## begin TASK INPUT

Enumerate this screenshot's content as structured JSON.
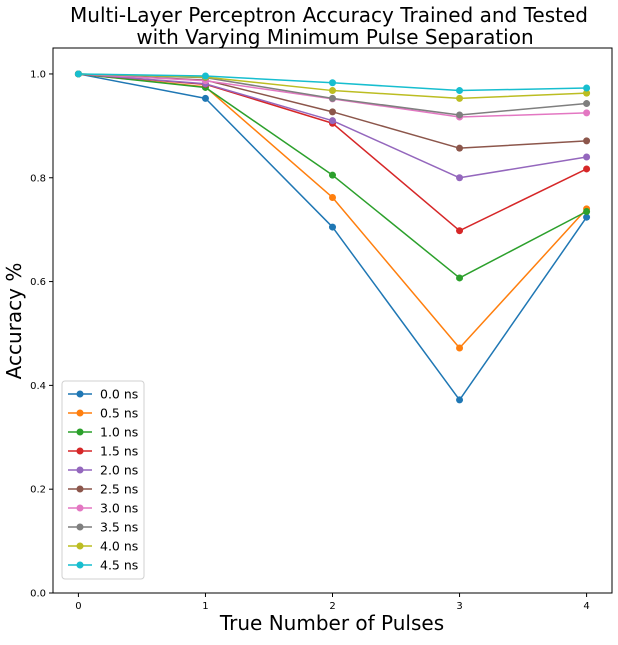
{
  "chart_data": {
    "type": "line",
    "title_lines": [
      "Multi-Layer Perceptron Accuracy Trained and Tested",
      "with Varying Minimum Pulse Separation"
    ],
    "xlabel": "True Number of Pulses",
    "ylabel": "Accuracy %",
    "x": [
      0,
      1,
      2,
      3,
      4
    ],
    "x_tick_labels": [
      "0",
      "1",
      "2",
      "3",
      "4"
    ],
    "y_tick_labels": [
      "0.0",
      "0.2",
      "0.4",
      "0.6",
      "0.8",
      "1.0"
    ],
    "y_ticks": [
      0.0,
      0.2,
      0.4,
      0.6,
      0.8,
      1.0
    ],
    "xlim": [
      -0.2,
      4.2
    ],
    "ylim": [
      0.0,
      1.05
    ],
    "grid": false,
    "legend_position": "lower-left",
    "marker": "circle",
    "series": [
      {
        "name": "0.0 ns",
        "color": "#1f77b4",
        "values": [
          1.0,
          0.953,
          0.705,
          0.372,
          0.724
        ]
      },
      {
        "name": "0.5 ns",
        "color": "#ff7f0e",
        "values": [
          1.0,
          0.975,
          0.762,
          0.472,
          0.74
        ]
      },
      {
        "name": "1.0 ns",
        "color": "#2ca02c",
        "values": [
          1.0,
          0.974,
          0.805,
          0.607,
          0.735
        ]
      },
      {
        "name": "1.5 ns",
        "color": "#d62728",
        "values": [
          1.0,
          0.98,
          0.905,
          0.698,
          0.817
        ]
      },
      {
        "name": "2.0 ns",
        "color": "#9467bd",
        "values": [
          1.0,
          0.981,
          0.91,
          0.8,
          0.84
        ]
      },
      {
        "name": "2.5 ns",
        "color": "#8c564b",
        "values": [
          1.0,
          0.988,
          0.927,
          0.857,
          0.871
        ]
      },
      {
        "name": "3.0 ns",
        "color": "#e377c2",
        "values": [
          1.0,
          0.987,
          0.952,
          0.917,
          0.925
        ]
      },
      {
        "name": "3.5 ns",
        "color": "#7f7f7f",
        "values": [
          1.0,
          0.993,
          0.953,
          0.921,
          0.943
        ]
      },
      {
        "name": "4.0 ns",
        "color": "#bcbd22",
        "values": [
          1.0,
          0.994,
          0.968,
          0.953,
          0.963
        ]
      },
      {
        "name": "4.5 ns",
        "color": "#17becf",
        "values": [
          1.0,
          0.996,
          0.983,
          0.968,
          0.973
        ]
      }
    ]
  }
}
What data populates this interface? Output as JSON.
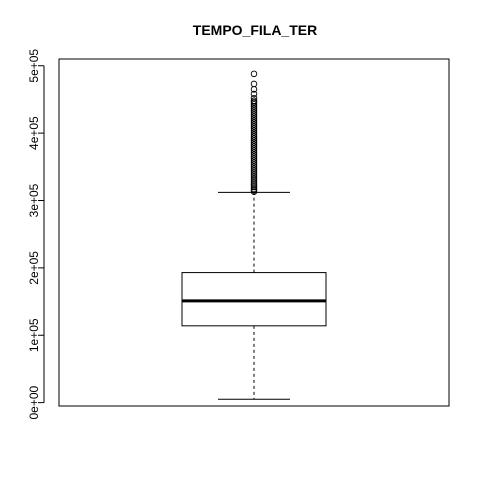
{
  "chart_data": {
    "type": "boxplot",
    "title": "TEMPO_FILA_TER",
    "xlabel": "",
    "ylabel": "",
    "ylim": [
      -5000,
      510000
    ],
    "yticks": [
      0,
      100000,
      200000,
      300000,
      400000,
      500000
    ],
    "ytick_labels": [
      "0e+00",
      "1e+05",
      "2e+05",
      "3e+05",
      "4e+05",
      "5e+05"
    ],
    "grid": false,
    "box": {
      "whisker_low": 5000,
      "q1": 114000,
      "median": 151000,
      "q3": 193000,
      "whisker_high": 312000
    },
    "outliers": [
      488000,
      473000,
      465000,
      458000,
      452000,
      448000,
      446000,
      443000,
      440000,
      437000,
      434000,
      431000,
      428000,
      425000,
      422000,
      419000,
      416000,
      413000,
      410000,
      407000,
      404000,
      401000,
      398000,
      395000,
      392000,
      389000,
      386000,
      383000,
      380000,
      377000,
      374000,
      371000,
      368000,
      365000,
      362000,
      359000,
      356000,
      353000,
      350000,
      347000,
      344000,
      341000,
      338000,
      335000,
      332000,
      329000,
      326000,
      323000,
      320000,
      317000,
      315000,
      313000
    ]
  }
}
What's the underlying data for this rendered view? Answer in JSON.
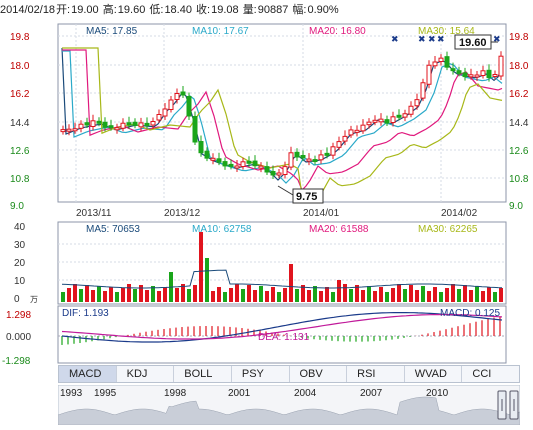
{
  "header": {
    "date": "2014/02/18",
    "open_label": "开:",
    "open": "19.00",
    "high_label": "高:",
    "high": "19.60",
    "low_label": "低:",
    "low": "18.40",
    "close_label": "收:",
    "close": "19.08",
    "volume_label": "量:",
    "volume": "90887",
    "change_label": "幅:",
    "change": "0.90%"
  },
  "price_panel": {
    "y_ticks": [
      "19.8",
      "18.0",
      "16.2",
      "14.4",
      "12.6",
      "10.8",
      "9.0"
    ],
    "x_labels": [
      "2013/11",
      "2013/12",
      "2014/01",
      "2014/02"
    ],
    "legend": [
      {
        "text": "MA5: 17.85",
        "color": "#1a4a7a"
      },
      {
        "text": "MA10: 17.67",
        "color": "#2aa9c9"
      },
      {
        "text": "MA20: 16.80",
        "color": "#e0197d"
      },
      {
        "text": "MA30: 15.64",
        "color": "#a8b819"
      }
    ],
    "max_tag": "19.60",
    "min_tag": "9.75",
    "colors": {
      "up": "#e0141e",
      "down": "#1aa51a",
      "ma5": "#1a4a7a",
      "ma10": "#2aa9c9",
      "ma20": "#e0197d",
      "ma30": "#a8b819"
    }
  },
  "volume_panel": {
    "y_ticks": [
      "40",
      "30",
      "20",
      "10",
      "0"
    ],
    "unit": "万",
    "legend": [
      {
        "text": "MA5: 70653",
        "color": "#1a4a7a"
      },
      {
        "text": "MA10: 62758",
        "color": "#2aa9c9"
      },
      {
        "text": "MA20: 61588",
        "color": "#e0197d"
      },
      {
        "text": "MA30: 62265",
        "color": "#a8b819"
      }
    ]
  },
  "macd_panel": {
    "y_ticks": [
      "1.298",
      "0.000",
      "-1.298"
    ],
    "dif": "DIF: 1.193",
    "dea": "DEA: 1.131",
    "macd": "MACD: 0.125"
  },
  "tabs": [
    "MACD",
    "KDJ",
    "BOLL",
    "PSY",
    "OBV",
    "RSI",
    "WVAD",
    "CCI"
  ],
  "slider": {
    "years": [
      "1993",
      "1995",
      "1998",
      "2001",
      "2004",
      "2007",
      "2010"
    ]
  }
}
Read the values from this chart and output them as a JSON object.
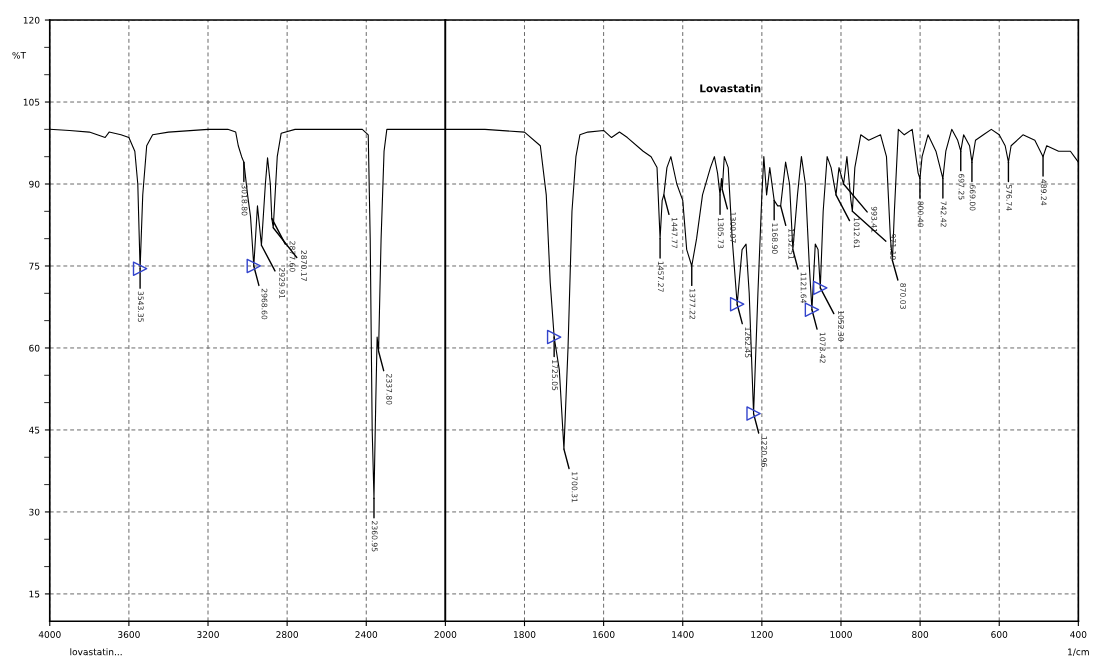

## end TASK INPUT

-- INSTRUCTIONS FOR THE TASK --
Reproduce the full material exactly, excluding the pictures.

-- TASK RESPONSE --
Enumerate this screenshot's content as structured JSON.
{
  "chart_data": {
    "type": "line",
    "title_lines": [
      "Multi-Layer Perceptron Accuracy Trained and Tested",
      "with Varying Minimum Pulse Separation"
    ],
    "xlabel": "True Number of Pulses",
    "ylabel": "Accuracy %",
    "x": [
      0,
      1,
      2,
      3,
      4
    ],
    "x_tick_labels": [
      "0",
      "1",
      "2",
      "3",
      "4"
    ],
    "y_tick_labels": [
      "0.0",
      "0.2",
      "0.4",
      "0.6",
      "0.8",
      "1.0"
    ],
    "y_ticks": [
      0.0,
      0.2,
      0.4,
      0.6,
      0.8,
      1.0
    ],
    "xlim": [
      -0.2,
      4.2
    ],
    "ylim": [
      0.0,
      1.05
    ],
    "grid": false,
    "legend_position": "lower-left",
    "marker": "circle",
    "series": [
      {
        "name": "0.0 ns",
        "color": "#1f77b4",
        "values": [
          1.0,
          0.953,
          0.705,
          0.372,
          0.724
        ]
      },
      {
        "name": "0.5 ns",
        "color": "#ff7f0e",
        "values": [
          1.0,
          0.975,
          0.762,
          0.472,
          0.74
        ]
      },
      {
        "name": "1.0 ns",
        "color": "#2ca02c",
        "values": [
          1.0,
          0.974,
          0.805,
          0.607,
          0.735
        ]
      },
      {
        "name": "1.5 ns",
        "color": "#d62728",
        "values": [
          1.0,
          0.98,
          0.905,
          0.698,
          0.817
        ]
      },
      {
        "name": "2.0 ns",
        "color": "#9467bd",
        "values": [
          1.0,
          0.981,
          0.91,
          0.8,
          0.84
        ]
      },
      {
        "name": "2.5 ns",
        "color": "#8c564b",
        "values": [
          1.0,
          0.988,
          0.927,
          0.857,
          0.871
        ]
      },
      {
        "name": "3.0 ns",
        "color": "#e377c2",
        "values": [
          1.0,
          0.987,
          0.952,
          0.917,
          0.925
        ]
      },
      {
        "name": "3.5 ns",
        "color": "#7f7f7f",
        "values": [
          1.0,
          0.993,
          0.953,
          0.921,
          0.943
        ]
      },
      {
        "name": "4.0 ns",
        "color": "#bcbd22",
        "values": [
          1.0,
          0.994,
          0.968,
          0.953,
          0.963
        ]
      },
      {
        "name": "4.5 ns",
        "color": "#17becf",
        "values": [
          1.0,
          0.996,
          0.983,
          0.968,
          0.973
        ]
      }
    ]
  }
}
What data populates this interface? Output as JSON.
{
  "chart_data": {
    "type": "boxplot",
    "title": "TEMPO_FILA_TER",
    "xlabel": "",
    "ylabel": "",
    "ylim": [
      -5000,
      510000
    ],
    "yticks": [
      0,
      100000,
      200000,
      300000,
      400000,
      500000
    ],
    "ytick_labels": [
      "0e+00",
      "1e+05",
      "2e+05",
      "3e+05",
      "4e+05",
      "5e+05"
    ],
    "grid": false,
    "box": {
      "whisker_low": 5000,
      "q1": 114000,
      "median": 151000,
      "q3": 193000,
      "whisker_high": 312000
    },
    "outliers": [
      488000,
      473000,
      465000,
      458000,
      452000,
      448000,
      446000,
      443000,
      440000,
      437000,
      434000,
      431000,
      428000,
      425000,
      422000,
      419000,
      416000,
      413000,
      410000,
      407000,
      404000,
      401000,
      398000,
      395000,
      392000,
      389000,
      386000,
      383000,
      380000,
      377000,
      374000,
      371000,
      368000,
      365000,
      362000,
      359000,
      356000,
      353000,
      350000,
      347000,
      344000,
      341000,
      338000,
      335000,
      332000,
      329000,
      326000,
      323000,
      320000,
      317000,
      315000,
      313000
    ]
  }
}
What's the underlying data for this rendered view? Answer in JSON.
{
  "header": {
    "date": "2014/02/18",
    "open_label": "开:",
    "open": "19.00",
    "high_label": "高:",
    "high": "19.60",
    "low_label": "低:",
    "low": "18.40",
    "close_label": "收:",
    "close": "19.08",
    "volume_label": "量:",
    "volume": "90887",
    "change_label": "幅:",
    "change": "0.90%"
  },
  "price_panel": {
    "y_ticks": [
      "19.8",
      "18.0",
      "16.2",
      "14.4",
      "12.6",
      "10.8",
      "9.0"
    ],
    "x_labels": [
      "2013/11",
      "2013/12",
      "2014/01",
      "2014/02"
    ],
    "legend": [
      {
        "text": "MA5: 17.85",
        "color": "#1a4a7a"
      },
      {
        "text": "MA10: 17.67",
        "color": "#2aa9c9"
      },
      {
        "text": "MA20: 16.80",
        "color": "#e0197d"
      },
      {
        "text": "MA30: 15.64",
        "color": "#a8b819"
      }
    ],
    "max_tag": "19.60",
    "min_tag": "9.75",
    "colors": {
      "up": "#e0141e",
      "down": "#1aa51a",
      "ma5": "#1a4a7a",
      "ma10": "#2aa9c9",
      "ma20": "#e0197d",
      "ma30": "#a8b819"
    }
  },
  "volume_panel": {
    "y_ticks": [
      "40",
      "30",
      "20",
      "10",
      "0"
    ],
    "unit": "万",
    "legend": [
      {
        "text": "MA5: 70653",
        "color": "#1a4a7a"
      },
      {
        "text": "MA10: 62758",
        "color": "#2aa9c9"
      },
      {
        "text": "MA20: 61588",
        "color": "#e0197d"
      },
      {
        "text": "MA30: 62265",
        "color": "#a8b819"
      }
    ]
  },
  "macd_panel": {
    "y_ticks": [
      "1.298",
      "0.000",
      "-1.298"
    ],
    "dif": "DIF: 1.193",
    "dea": "DEA: 1.131",
    "macd": "MACD: 0.125"
  },
  "tabs": [
    "MACD",
    "KDJ",
    "BOLL",
    "PSY",
    "OBV",
    "RSI",
    "WVAD",
    "CCI"
  ],
  "slider": {
    "years": [
      "1993",
      "1995",
      "1998",
      "2001",
      "2004",
      "2007",
      "2010"
    ]
  }
}
Read the values from this chart and output them as a JSON object.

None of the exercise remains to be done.